===== Provided data =====
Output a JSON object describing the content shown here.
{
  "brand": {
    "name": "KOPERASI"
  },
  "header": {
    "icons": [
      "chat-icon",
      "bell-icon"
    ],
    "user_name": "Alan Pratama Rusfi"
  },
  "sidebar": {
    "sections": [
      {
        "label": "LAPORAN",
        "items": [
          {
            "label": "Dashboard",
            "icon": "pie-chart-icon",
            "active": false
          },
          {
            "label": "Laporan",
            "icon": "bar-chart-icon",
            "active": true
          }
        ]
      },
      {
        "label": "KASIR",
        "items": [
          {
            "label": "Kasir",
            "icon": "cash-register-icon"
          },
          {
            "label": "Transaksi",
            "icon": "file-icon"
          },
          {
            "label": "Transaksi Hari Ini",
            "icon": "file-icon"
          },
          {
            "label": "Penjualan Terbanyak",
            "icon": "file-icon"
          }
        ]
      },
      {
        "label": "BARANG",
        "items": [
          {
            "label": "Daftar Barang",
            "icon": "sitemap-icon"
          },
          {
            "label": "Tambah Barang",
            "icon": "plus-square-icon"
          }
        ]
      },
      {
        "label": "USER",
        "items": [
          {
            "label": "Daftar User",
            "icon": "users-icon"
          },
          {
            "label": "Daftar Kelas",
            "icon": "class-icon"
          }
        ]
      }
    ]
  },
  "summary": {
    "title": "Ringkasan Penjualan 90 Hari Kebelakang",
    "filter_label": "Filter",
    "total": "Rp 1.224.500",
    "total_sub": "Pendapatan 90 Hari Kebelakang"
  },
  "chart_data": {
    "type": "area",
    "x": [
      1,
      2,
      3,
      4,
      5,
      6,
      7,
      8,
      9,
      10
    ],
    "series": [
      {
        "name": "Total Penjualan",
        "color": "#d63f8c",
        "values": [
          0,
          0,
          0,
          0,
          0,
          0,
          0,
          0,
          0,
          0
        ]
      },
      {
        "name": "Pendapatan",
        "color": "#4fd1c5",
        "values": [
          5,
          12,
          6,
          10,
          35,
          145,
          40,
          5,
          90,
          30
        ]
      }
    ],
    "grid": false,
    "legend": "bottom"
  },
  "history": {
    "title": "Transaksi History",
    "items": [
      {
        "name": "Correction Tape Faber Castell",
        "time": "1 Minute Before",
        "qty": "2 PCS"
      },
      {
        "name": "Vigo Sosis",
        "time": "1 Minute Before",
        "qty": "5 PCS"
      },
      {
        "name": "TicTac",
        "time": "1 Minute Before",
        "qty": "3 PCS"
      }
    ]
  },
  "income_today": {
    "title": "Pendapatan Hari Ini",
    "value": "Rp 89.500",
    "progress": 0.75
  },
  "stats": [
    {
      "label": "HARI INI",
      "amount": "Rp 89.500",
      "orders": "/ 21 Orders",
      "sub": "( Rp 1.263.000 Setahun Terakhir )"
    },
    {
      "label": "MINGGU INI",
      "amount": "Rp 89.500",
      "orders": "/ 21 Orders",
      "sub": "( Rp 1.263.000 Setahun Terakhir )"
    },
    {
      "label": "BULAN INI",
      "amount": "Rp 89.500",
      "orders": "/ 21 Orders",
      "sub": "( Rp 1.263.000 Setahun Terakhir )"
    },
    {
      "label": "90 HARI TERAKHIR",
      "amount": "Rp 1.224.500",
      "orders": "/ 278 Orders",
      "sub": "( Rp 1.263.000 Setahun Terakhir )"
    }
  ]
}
=====
*Task statement*. Show every line above in which the word "Transaksi" occurs.

*Answer to the task*.
            "label": "Transaksi",
            "label": "Transaksi Hari Ini",
    "title": "Transaksi History",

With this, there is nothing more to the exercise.